In our new Mixing Hip-Hop Beats tutorial, we chose not to use a sample-based track. Mixing sample-based Hip-Hop completely depends on the samples themselves; using one sample based record would not adequately exemplify how to approach other sample based records.

This article will cover a number of common mixing situations one runs into when mixing with samples. The article is best read as an augmentation of the video tutorial, but will provide a lot of great information on its own as well.

Loops vs Chops

Samples basically fall into two categories: loops and chops.

Loops are generally either snippets of complete records (think almost any record Puff Daddy produced in the 90s), or breaks (sections where the record is momentarily incomplete).

In the former you are working with a full arrangement. In the latter you have given space in the arrangement where other elements can be placed.

Chops are momentary slices of a record that can be cut, pasted, tweaked and rearranged. Sometimes chops are re-arranged into brand new loops that again can be complete arrangements or open for additional production.


Because you are dealing with a very unique set of potential arrangements, the mix starts from a different place. Rather than thinking about mixing what’s there, you almost have to think about mixing what isn’t. Let me explain.

If you have a sample loop, a kick, a snare, and a hat — what you don’t have is a bass, other melodic elements, or other percussion. All of that other stuff needs to be derived from the sample. In that example arrangement I often find myself very carefully EQ’ing the sample to bring out the bass line as much as possible. Even if it muddies the sample a little it’s usually ok — Hip-Hop isn’t always about being polished.

- - - -

REQUIRED WORK:
Decide whether each statement agrees with the article on mixing sample-based hip-hop, giving yes or no and quoting the deciding words. 1. The new tutorial is built around a sample-based track. 2. Samples are split into two categories, loops and chops. 3. Chops cannot be rearranged once they are cut from a record. The items that follow are not needed for any of the work here.

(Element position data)
- - - -

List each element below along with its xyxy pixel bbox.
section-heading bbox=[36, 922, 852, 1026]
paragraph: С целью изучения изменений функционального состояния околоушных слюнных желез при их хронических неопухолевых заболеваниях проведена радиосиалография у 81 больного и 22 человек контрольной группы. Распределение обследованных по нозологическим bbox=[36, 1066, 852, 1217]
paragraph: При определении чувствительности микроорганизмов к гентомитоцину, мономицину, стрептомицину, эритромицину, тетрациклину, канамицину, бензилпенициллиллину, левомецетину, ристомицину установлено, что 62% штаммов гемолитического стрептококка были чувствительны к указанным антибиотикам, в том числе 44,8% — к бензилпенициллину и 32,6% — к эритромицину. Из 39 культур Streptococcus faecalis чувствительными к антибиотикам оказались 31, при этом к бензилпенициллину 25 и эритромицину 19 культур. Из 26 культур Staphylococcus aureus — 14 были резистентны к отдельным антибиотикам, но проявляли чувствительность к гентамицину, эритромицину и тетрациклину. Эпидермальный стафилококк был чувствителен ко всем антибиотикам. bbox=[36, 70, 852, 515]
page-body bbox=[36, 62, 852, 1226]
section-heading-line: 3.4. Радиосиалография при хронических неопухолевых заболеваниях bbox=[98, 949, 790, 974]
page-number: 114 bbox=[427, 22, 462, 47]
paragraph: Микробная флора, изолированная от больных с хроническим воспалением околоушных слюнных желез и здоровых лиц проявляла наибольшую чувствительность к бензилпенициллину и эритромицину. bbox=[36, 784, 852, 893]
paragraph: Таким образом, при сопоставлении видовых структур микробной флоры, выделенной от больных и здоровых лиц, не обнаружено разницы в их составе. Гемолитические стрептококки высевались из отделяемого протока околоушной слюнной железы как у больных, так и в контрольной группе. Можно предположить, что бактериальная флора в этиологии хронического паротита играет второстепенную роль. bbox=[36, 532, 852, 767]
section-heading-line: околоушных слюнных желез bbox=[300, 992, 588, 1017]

- - - -

WORKED ANSWER:
1. No: "we chose not to use a sample-based track."
2. Yes: "Samples basically fall into two categories: loops and chops."
3. No: "Chops are momentary slices of a record that can be cut, pasted, tweaked and rearranged."